Do this → Print the data that follows exactly.

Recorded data
============================================================
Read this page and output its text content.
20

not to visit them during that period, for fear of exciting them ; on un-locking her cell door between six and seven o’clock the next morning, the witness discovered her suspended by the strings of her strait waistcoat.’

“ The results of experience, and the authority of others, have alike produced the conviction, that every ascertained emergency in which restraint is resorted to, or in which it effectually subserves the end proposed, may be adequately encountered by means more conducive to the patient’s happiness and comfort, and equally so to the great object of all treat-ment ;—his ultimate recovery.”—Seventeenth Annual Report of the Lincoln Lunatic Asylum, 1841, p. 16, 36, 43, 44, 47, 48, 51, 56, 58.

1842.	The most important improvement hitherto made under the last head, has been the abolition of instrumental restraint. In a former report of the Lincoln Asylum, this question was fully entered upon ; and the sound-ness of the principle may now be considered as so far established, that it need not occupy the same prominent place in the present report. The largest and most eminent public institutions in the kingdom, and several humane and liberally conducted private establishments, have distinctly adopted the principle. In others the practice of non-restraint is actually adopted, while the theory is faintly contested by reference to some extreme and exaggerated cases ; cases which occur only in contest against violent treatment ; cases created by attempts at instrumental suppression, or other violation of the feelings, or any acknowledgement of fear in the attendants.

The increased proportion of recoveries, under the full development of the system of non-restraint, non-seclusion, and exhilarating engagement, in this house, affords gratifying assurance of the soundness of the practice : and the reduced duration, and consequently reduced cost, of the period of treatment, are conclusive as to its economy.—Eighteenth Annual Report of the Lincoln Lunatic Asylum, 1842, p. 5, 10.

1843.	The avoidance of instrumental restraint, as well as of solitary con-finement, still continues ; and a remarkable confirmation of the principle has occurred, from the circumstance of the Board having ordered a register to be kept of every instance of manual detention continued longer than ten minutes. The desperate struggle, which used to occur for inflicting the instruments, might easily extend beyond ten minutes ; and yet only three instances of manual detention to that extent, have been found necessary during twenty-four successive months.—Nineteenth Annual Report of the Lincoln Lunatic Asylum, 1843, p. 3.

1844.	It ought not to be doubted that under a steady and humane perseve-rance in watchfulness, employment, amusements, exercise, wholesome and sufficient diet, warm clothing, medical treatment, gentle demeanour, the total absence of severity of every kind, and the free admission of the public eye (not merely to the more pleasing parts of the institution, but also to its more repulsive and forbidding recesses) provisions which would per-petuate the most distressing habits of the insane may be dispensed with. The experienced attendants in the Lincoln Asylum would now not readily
============================================================
Final result →
Read this page and output its text content.
20

not to visit them during that period, for fear of exciting them ; on un-locking her cell door between six and seven o’clock the next morning, the witness discovered her suspended by the strings of her strait waistcoat.’

“ The results of experience, and the authority of others, have alike produced the conviction, that every ascertained emergency in which restraint is resorted to, or in which it effectually subserves the end proposed, may be adequately encountered by means more conducive to the patient’s happiness and comfort, and equally so to the great object of all treat-ment ;—his ultimate recovery.”—Seventeenth Annual Report of the Lincoln Lunatic Asylum, 1841, p. 16, 36, 43, 44, 47, 48, 51, 56, 58.

1842.	The most important improvement hitherto made under the last head, has been the abolition of instrumental restraint. In a former report of the Lincoln Asylum, this question was fully entered upon ; and the sound-ness of the principle may now be considered as so far established, that it need not occupy the same prominent place in the present report. The largest and most eminent public institutions in the kingdom, and several humane and liberally conducted private establishments, have distinctly adopted the principle. In others the practice of non-restraint is actually adopted, while the theory is faintly contested by reference to some extreme and exaggerated cases ; cases which occur only in contest against violent treatment ; cases created by attempts at instrumental suppression, or other violation of the feelings, or any acknowledgement of fear in the attendants.

The increased proportion of recoveries, under the full development of the system of non-restraint, non-seclusion, and exhilarating engagement, in this house, affords gratifying assurance of the soundness of the practice : and the reduced duration, and consequently reduced cost, of the period of treatment, are conclusive as to its economy.—Eighteenth Annual Report of the Lincoln Lunatic Asylum, 1842, p. 5, 10.

1843.	The avoidance of instrumental restraint, as well as of solitary con-finement, still continues ; and a remarkable confirmation of the principle has occurred, from the circumstance of the Board having ordered a register to be kept of every instance of manual detention continued longer than ten minutes. The desperate struggle, which used to occur for inflicting the instruments, might easily extend beyond ten minutes ; and yet only three instances of manual detention to that extent, have been found necessary during twenty-four successive months.—Nineteenth Annual Report of the Lincoln Lunatic Asylum, 1843, p. 3.

1844.	It ought not to be doubted that under a steady and humane perseve-rance in watchfulness, employment, amusements, exercise, wholesome and sufficient diet, warm clothing, medical treatment, gentle demeanour, the total absence of severity of every kind, and the free admission of the public eye (not merely to the more pleasing parts of the institution, but also to its more repulsive and forbidding recesses) provisions which would per-petuate the most distressing habits of the insane may be dispensed with. The experienced attendants in the Lincoln Asylum would now not readily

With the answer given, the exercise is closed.